Work instructions: State how many lines of the entries include the string "polarity", please, leaving out everything but the number.

═════ Given information

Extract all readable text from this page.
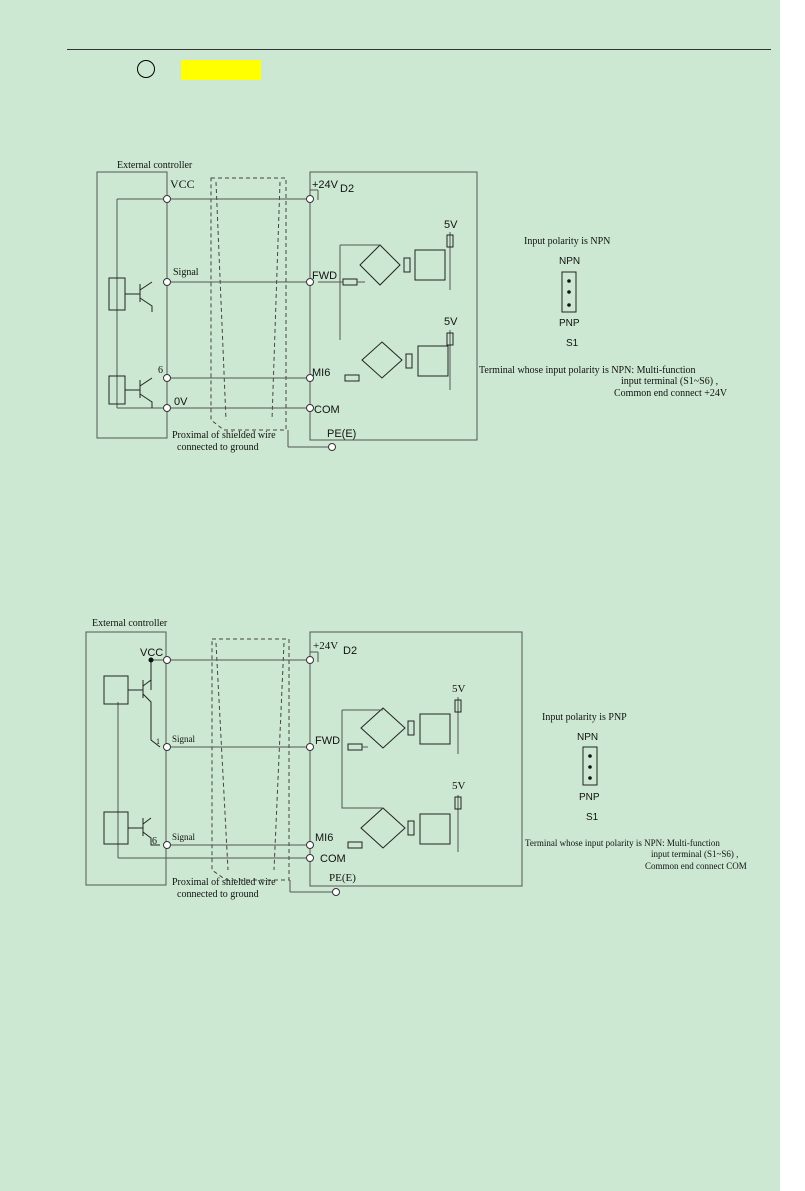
5V
5V
External controller
VCC
Signal
6
0V
+24V D2
FWD
MI6
COM
PE(E)
Proximal of shielded wire
connected to ground
Input polarity is NPN
NPN
PNP
S1
Terminal whose input polarity is NPN: Multi-function
input terminal (S1~S6) ,
Common end connect +24V
5V
5V
External controller
VCC
1 Signal
6 Signal
+24V D2
FWD
MI6
COM
PE(E)
Proximal of shielded wire
connected to ground
Input polarity is PNP
NPN
PNP
S1
Terminal whose input polarity is NPN: Multi-function
input terminal (S1~S6) ,
Common end connect COM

══════════

Written answer: 4